Required work: What lines of the data include the string "五分钟学算法"? Copy them all.

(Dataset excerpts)
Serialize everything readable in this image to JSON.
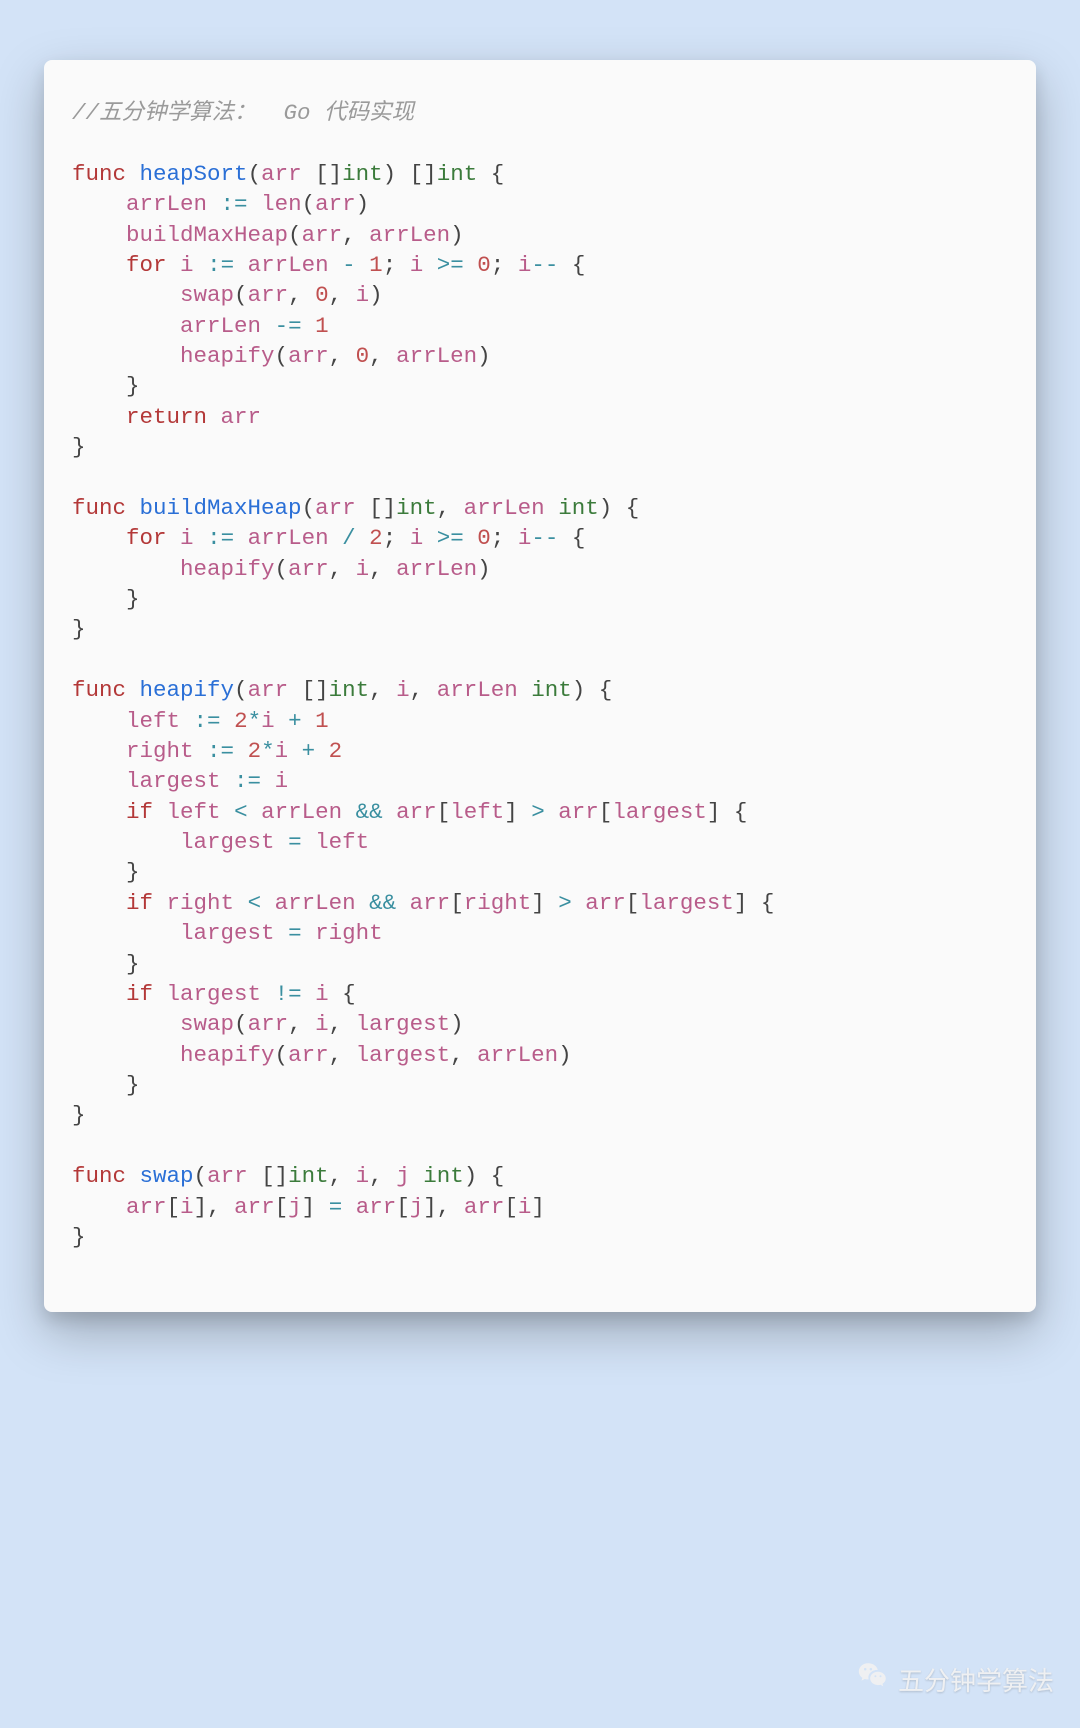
{
  "comment": "//五分钟学算法：  Go 代码实现",
  "watermark": "五分钟学算法",
  "code": {
    "language": "go",
    "tokens": [
      {
        "t": "cmt",
        "v": "//五分钟学算法：  Go 代码实现"
      },
      {
        "t": "nl"
      },
      {
        "t": "nl"
      },
      {
        "t": "kw",
        "v": "func"
      },
      {
        "t": "sp"
      },
      {
        "t": "fn",
        "v": "heapSort"
      },
      {
        "t": "pn",
        "v": "("
      },
      {
        "t": "id",
        "v": "arr"
      },
      {
        "t": "sp"
      },
      {
        "t": "pn",
        "v": "[]"
      },
      {
        "t": "typ",
        "v": "int"
      },
      {
        "t": "pn",
        "v": ")"
      },
      {
        "t": "sp"
      },
      {
        "t": "pn",
        "v": "[]"
      },
      {
        "t": "typ",
        "v": "int"
      },
      {
        "t": "sp"
      },
      {
        "t": "pn",
        "v": "{"
      },
      {
        "t": "nl"
      },
      {
        "t": "ind",
        "n": 1
      },
      {
        "t": "id",
        "v": "arrLen"
      },
      {
        "t": "sp"
      },
      {
        "t": "op",
        "v": ":="
      },
      {
        "t": "sp"
      },
      {
        "t": "id",
        "v": "len"
      },
      {
        "t": "pn",
        "v": "("
      },
      {
        "t": "id",
        "v": "arr"
      },
      {
        "t": "pn",
        "v": ")"
      },
      {
        "t": "nl"
      },
      {
        "t": "ind",
        "n": 1
      },
      {
        "t": "id",
        "v": "buildMaxHeap"
      },
      {
        "t": "pn",
        "v": "("
      },
      {
        "t": "id",
        "v": "arr"
      },
      {
        "t": "pn",
        "v": ","
      },
      {
        "t": "sp"
      },
      {
        "t": "id",
        "v": "arrLen"
      },
      {
        "t": "pn",
        "v": ")"
      },
      {
        "t": "nl"
      },
      {
        "t": "ind",
        "n": 1
      },
      {
        "t": "kw",
        "v": "for"
      },
      {
        "t": "sp"
      },
      {
        "t": "id",
        "v": "i"
      },
      {
        "t": "sp"
      },
      {
        "t": "op",
        "v": ":="
      },
      {
        "t": "sp"
      },
      {
        "t": "id",
        "v": "arrLen"
      },
      {
        "t": "sp"
      },
      {
        "t": "op",
        "v": "-"
      },
      {
        "t": "sp"
      },
      {
        "t": "num",
        "v": "1"
      },
      {
        "t": "pn",
        "v": ";"
      },
      {
        "t": "sp"
      },
      {
        "t": "id",
        "v": "i"
      },
      {
        "t": "sp"
      },
      {
        "t": "op",
        "v": ">="
      },
      {
        "t": "sp"
      },
      {
        "t": "num",
        "v": "0"
      },
      {
        "t": "pn",
        "v": ";"
      },
      {
        "t": "sp"
      },
      {
        "t": "id",
        "v": "i"
      },
      {
        "t": "op",
        "v": "--"
      },
      {
        "t": "sp"
      },
      {
        "t": "pn",
        "v": "{"
      },
      {
        "t": "nl"
      },
      {
        "t": "ind",
        "n": 2
      },
      {
        "t": "id",
        "v": "swap"
      },
      {
        "t": "pn",
        "v": "("
      },
      {
        "t": "id",
        "v": "arr"
      },
      {
        "t": "pn",
        "v": ","
      },
      {
        "t": "sp"
      },
      {
        "t": "num",
        "v": "0"
      },
      {
        "t": "pn",
        "v": ","
      },
      {
        "t": "sp"
      },
      {
        "t": "id",
        "v": "i"
      },
      {
        "t": "pn",
        "v": ")"
      },
      {
        "t": "nl"
      },
      {
        "t": "ind",
        "n": 2
      },
      {
        "t": "id",
        "v": "arrLen"
      },
      {
        "t": "sp"
      },
      {
        "t": "op",
        "v": "-="
      },
      {
        "t": "sp"
      },
      {
        "t": "num",
        "v": "1"
      },
      {
        "t": "nl"
      },
      {
        "t": "ind",
        "n": 2
      },
      {
        "t": "id",
        "v": "heapify"
      },
      {
        "t": "pn",
        "v": "("
      },
      {
        "t": "id",
        "v": "arr"
      },
      {
        "t": "pn",
        "v": ","
      },
      {
        "t": "sp"
      },
      {
        "t": "num",
        "v": "0"
      },
      {
        "t": "pn",
        "v": ","
      },
      {
        "t": "sp"
      },
      {
        "t": "id",
        "v": "arrLen"
      },
      {
        "t": "pn",
        "v": ")"
      },
      {
        "t": "nl"
      },
      {
        "t": "ind",
        "n": 1
      },
      {
        "t": "pn",
        "v": "}"
      },
      {
        "t": "nl"
      },
      {
        "t": "ind",
        "n": 1
      },
      {
        "t": "kw",
        "v": "return"
      },
      {
        "t": "sp"
      },
      {
        "t": "id",
        "v": "arr"
      },
      {
        "t": "nl"
      },
      {
        "t": "pn",
        "v": "}"
      },
      {
        "t": "nl"
      },
      {
        "t": "nl"
      },
      {
        "t": "kw",
        "v": "func"
      },
      {
        "t": "sp"
      },
      {
        "t": "fn",
        "v": "buildMaxHeap"
      },
      {
        "t": "pn",
        "v": "("
      },
      {
        "t": "id",
        "v": "arr"
      },
      {
        "t": "sp"
      },
      {
        "t": "pn",
        "v": "[]"
      },
      {
        "t": "typ",
        "v": "int"
      },
      {
        "t": "pn",
        "v": ","
      },
      {
        "t": "sp"
      },
      {
        "t": "id",
        "v": "arrLen"
      },
      {
        "t": "sp"
      },
      {
        "t": "typ",
        "v": "int"
      },
      {
        "t": "pn",
        "v": ")"
      },
      {
        "t": "sp"
      },
      {
        "t": "pn",
        "v": "{"
      },
      {
        "t": "nl"
      },
      {
        "t": "ind",
        "n": 1
      },
      {
        "t": "kw",
        "v": "for"
      },
      {
        "t": "sp"
      },
      {
        "t": "id",
        "v": "i"
      },
      {
        "t": "sp"
      },
      {
        "t": "op",
        "v": ":="
      },
      {
        "t": "sp"
      },
      {
        "t": "id",
        "v": "arrLen"
      },
      {
        "t": "sp"
      },
      {
        "t": "op",
        "v": "/"
      },
      {
        "t": "sp"
      },
      {
        "t": "num",
        "v": "2"
      },
      {
        "t": "pn",
        "v": ";"
      },
      {
        "t": "sp"
      },
      {
        "t": "id",
        "v": "i"
      },
      {
        "t": "sp"
      },
      {
        "t": "op",
        "v": ">="
      },
      {
        "t": "sp"
      },
      {
        "t": "num",
        "v": "0"
      },
      {
        "t": "pn",
        "v": ";"
      },
      {
        "t": "sp"
      },
      {
        "t": "id",
        "v": "i"
      },
      {
        "t": "op",
        "v": "--"
      },
      {
        "t": "sp"
      },
      {
        "t": "pn",
        "v": "{"
      },
      {
        "t": "nl"
      },
      {
        "t": "ind",
        "n": 2
      },
      {
        "t": "id",
        "v": "heapify"
      },
      {
        "t": "pn",
        "v": "("
      },
      {
        "t": "id",
        "v": "arr"
      },
      {
        "t": "pn",
        "v": ","
      },
      {
        "t": "sp"
      },
      {
        "t": "id",
        "v": "i"
      },
      {
        "t": "pn",
        "v": ","
      },
      {
        "t": "sp"
      },
      {
        "t": "id",
        "v": "arrLen"
      },
      {
        "t": "pn",
        "v": ")"
      },
      {
        "t": "nl"
      },
      {
        "t": "ind",
        "n": 1
      },
      {
        "t": "pn",
        "v": "}"
      },
      {
        "t": "nl"
      },
      {
        "t": "pn",
        "v": "}"
      },
      {
        "t": "nl"
      },
      {
        "t": "nl"
      },
      {
        "t": "kw",
        "v": "func"
      },
      {
        "t": "sp"
      },
      {
        "t": "fn",
        "v": "heapify"
      },
      {
        "t": "pn",
        "v": "("
      },
      {
        "t": "id",
        "v": "arr"
      },
      {
        "t": "sp"
      },
      {
        "t": "pn",
        "v": "[]"
      },
      {
        "t": "typ",
        "v": "int"
      },
      {
        "t": "pn",
        "v": ","
      },
      {
        "t": "sp"
      },
      {
        "t": "id",
        "v": "i"
      },
      {
        "t": "pn",
        "v": ","
      },
      {
        "t": "sp"
      },
      {
        "t": "id",
        "v": "arrLen"
      },
      {
        "t": "sp"
      },
      {
        "t": "typ",
        "v": "int"
      },
      {
        "t": "pn",
        "v": ")"
      },
      {
        "t": "sp"
      },
      {
        "t": "pn",
        "v": "{"
      },
      {
        "t": "nl"
      },
      {
        "t": "ind",
        "n": 1
      },
      {
        "t": "id",
        "v": "left"
      },
      {
        "t": "sp"
      },
      {
        "t": "op",
        "v": ":="
      },
      {
        "t": "sp"
      },
      {
        "t": "num",
        "v": "2"
      },
      {
        "t": "op",
        "v": "*"
      },
      {
        "t": "id",
        "v": "i"
      },
      {
        "t": "sp"
      },
      {
        "t": "op",
        "v": "+"
      },
      {
        "t": "sp"
      },
      {
        "t": "num",
        "v": "1"
      },
      {
        "t": "nl"
      },
      {
        "t": "ind",
        "n": 1
      },
      {
        "t": "id",
        "v": "right"
      },
      {
        "t": "sp"
      },
      {
        "t": "op",
        "v": ":="
      },
      {
        "t": "sp"
      },
      {
        "t": "num",
        "v": "2"
      },
      {
        "t": "op",
        "v": "*"
      },
      {
        "t": "id",
        "v": "i"
      },
      {
        "t": "sp"
      },
      {
        "t": "op",
        "v": "+"
      },
      {
        "t": "sp"
      },
      {
        "t": "num",
        "v": "2"
      },
      {
        "t": "nl"
      },
      {
        "t": "ind",
        "n": 1
      },
      {
        "t": "id",
        "v": "largest"
      },
      {
        "t": "sp"
      },
      {
        "t": "op",
        "v": ":="
      },
      {
        "t": "sp"
      },
      {
        "t": "id",
        "v": "i"
      },
      {
        "t": "nl"
      },
      {
        "t": "ind",
        "n": 1
      },
      {
        "t": "kw",
        "v": "if"
      },
      {
        "t": "sp"
      },
      {
        "t": "id",
        "v": "left"
      },
      {
        "t": "sp"
      },
      {
        "t": "op",
        "v": "<"
      },
      {
        "t": "sp"
      },
      {
        "t": "id",
        "v": "arrLen"
      },
      {
        "t": "sp"
      },
      {
        "t": "op",
        "v": "&&"
      },
      {
        "t": "sp"
      },
      {
        "t": "id",
        "v": "arr"
      },
      {
        "t": "pn",
        "v": "["
      },
      {
        "t": "id",
        "v": "left"
      },
      {
        "t": "pn",
        "v": "]"
      },
      {
        "t": "sp"
      },
      {
        "t": "op",
        "v": ">"
      },
      {
        "t": "sp"
      },
      {
        "t": "id",
        "v": "arr"
      },
      {
        "t": "pn",
        "v": "["
      },
      {
        "t": "id",
        "v": "largest"
      },
      {
        "t": "pn",
        "v": "]"
      },
      {
        "t": "sp"
      },
      {
        "t": "pn",
        "v": "{"
      },
      {
        "t": "nl"
      },
      {
        "t": "ind",
        "n": 2
      },
      {
        "t": "id",
        "v": "largest"
      },
      {
        "t": "sp"
      },
      {
        "t": "op",
        "v": "="
      },
      {
        "t": "sp"
      },
      {
        "t": "id",
        "v": "left"
      },
      {
        "t": "nl"
      },
      {
        "t": "ind",
        "n": 1
      },
      {
        "t": "pn",
        "v": "}"
      },
      {
        "t": "nl"
      },
      {
        "t": "ind",
        "n": 1
      },
      {
        "t": "kw",
        "v": "if"
      },
      {
        "t": "sp"
      },
      {
        "t": "id",
        "v": "right"
      },
      {
        "t": "sp"
      },
      {
        "t": "op",
        "v": "<"
      },
      {
        "t": "sp"
      },
      {
        "t": "id",
        "v": "arrLen"
      },
      {
        "t": "sp"
      },
      {
        "t": "op",
        "v": "&&"
      },
      {
        "t": "sp"
      },
      {
        "t": "id",
        "v": "arr"
      },
      {
        "t": "pn",
        "v": "["
      },
      {
        "t": "id",
        "v": "right"
      },
      {
        "t": "pn",
        "v": "]"
      },
      {
        "t": "sp"
      },
      {
        "t": "op",
        "v": ">"
      },
      {
        "t": "sp"
      },
      {
        "t": "id",
        "v": "arr"
      },
      {
        "t": "pn",
        "v": "["
      },
      {
        "t": "id",
        "v": "largest"
      },
      {
        "t": "pn",
        "v": "]"
      },
      {
        "t": "sp"
      },
      {
        "t": "pn",
        "v": "{"
      },
      {
        "t": "nl"
      },
      {
        "t": "ind",
        "n": 2
      },
      {
        "t": "id",
        "v": "largest"
      },
      {
        "t": "sp"
      },
      {
        "t": "op",
        "v": "="
      },
      {
        "t": "sp"
      },
      {
        "t": "id",
        "v": "right"
      },
      {
        "t": "nl"
      },
      {
        "t": "ind",
        "n": 1
      },
      {
        "t": "pn",
        "v": "}"
      },
      {
        "t": "nl"
      },
      {
        "t": "ind",
        "n": 1
      },
      {
        "t": "kw",
        "v": "if"
      },
      {
        "t": "sp"
      },
      {
        "t": "id",
        "v": "largest"
      },
      {
        "t": "sp"
      },
      {
        "t": "op",
        "v": "!="
      },
      {
        "t": "sp"
      },
      {
        "t": "id",
        "v": "i"
      },
      {
        "t": "sp"
      },
      {
        "t": "pn",
        "v": "{"
      },
      {
        "t": "nl"
      },
      {
        "t": "ind",
        "n": 2
      },
      {
        "t": "id",
        "v": "swap"
      },
      {
        "t": "pn",
        "v": "("
      },
      {
        "t": "id",
        "v": "arr"
      },
      {
        "t": "pn",
        "v": ","
      },
      {
        "t": "sp"
      },
      {
        "t": "id",
        "v": "i"
      },
      {
        "t": "pn",
        "v": ","
      },
      {
        "t": "sp"
      },
      {
        "t": "id",
        "v": "largest"
      },
      {
        "t": "pn",
        "v": ")"
      },
      {
        "t": "nl"
      },
      {
        "t": "ind",
        "n": 2
      },
      {
        "t": "id",
        "v": "heapify"
      },
      {
        "t": "pn",
        "v": "("
      },
      {
        "t": "id",
        "v": "arr"
      },
      {
        "t": "pn",
        "v": ","
      },
      {
        "t": "sp"
      },
      {
        "t": "id",
        "v": "largest"
      },
      {
        "t": "pn",
        "v": ","
      },
      {
        "t": "sp"
      },
      {
        "t": "id",
        "v": "arrLen"
      },
      {
        "t": "pn",
        "v": ")"
      },
      {
        "t": "nl"
      },
      {
        "t": "ind",
        "n": 1
      },
      {
        "t": "pn",
        "v": "}"
      },
      {
        "t": "nl"
      },
      {
        "t": "pn",
        "v": "}"
      },
      {
        "t": "nl"
      },
      {
        "t": "nl"
      },
      {
        "t": "kw",
        "v": "func"
      },
      {
        "t": "sp"
      },
      {
        "t": "fn",
        "v": "swap"
      },
      {
        "t": "pn",
        "v": "("
      },
      {
        "t": "id",
        "v": "arr"
      },
      {
        "t": "sp"
      },
      {
        "t": "pn",
        "v": "[]"
      },
      {
        "t": "typ",
        "v": "int"
      },
      {
        "t": "pn",
        "v": ","
      },
      {
        "t": "sp"
      },
      {
        "t": "id",
        "v": "i"
      },
      {
        "t": "pn",
        "v": ","
      },
      {
        "t": "sp"
      },
      {
        "t": "id",
        "v": "j"
      },
      {
        "t": "sp"
      },
      {
        "t": "typ",
        "v": "int"
      },
      {
        "t": "pn",
        "v": ")"
      },
      {
        "t": "sp"
      },
      {
        "t": "pn",
        "v": "{"
      },
      {
        "t": "nl"
      },
      {
        "t": "ind",
        "n": 1
      },
      {
        "t": "id",
        "v": "arr"
      },
      {
        "t": "pn",
        "v": "["
      },
      {
        "t": "id",
        "v": "i"
      },
      {
        "t": "pn",
        "v": "]"
      },
      {
        "t": "pn",
        "v": ","
      },
      {
        "t": "sp"
      },
      {
        "t": "id",
        "v": "arr"
      },
      {
        "t": "pn",
        "v": "["
      },
      {
        "t": "id",
        "v": "j"
      },
      {
        "t": "pn",
        "v": "]"
      },
      {
        "t": "sp"
      },
      {
        "t": "op",
        "v": "="
      },
      {
        "t": "sp"
      },
      {
        "t": "id",
        "v": "arr"
      },
      {
        "t": "pn",
        "v": "["
      },
      {
        "t": "id",
        "v": "j"
      },
      {
        "t": "pn",
        "v": "]"
      },
      {
        "t": "pn",
        "v": ","
      },
      {
        "t": "sp"
      },
      {
        "t": "id",
        "v": "arr"
      },
      {
        "t": "pn",
        "v": "["
      },
      {
        "t": "id",
        "v": "i"
      },
      {
        "t": "pn",
        "v": "]"
      },
      {
        "t": "nl"
      },
      {
        "t": "pn",
        "v": "}"
      }
    ]
  }
}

Solution for this task:
  "comment": "//五分钟学算法：  Go 代码实现",
  "watermark": "五分钟学算法",
        "v": "//五分钟学算法：  Go 代码实现"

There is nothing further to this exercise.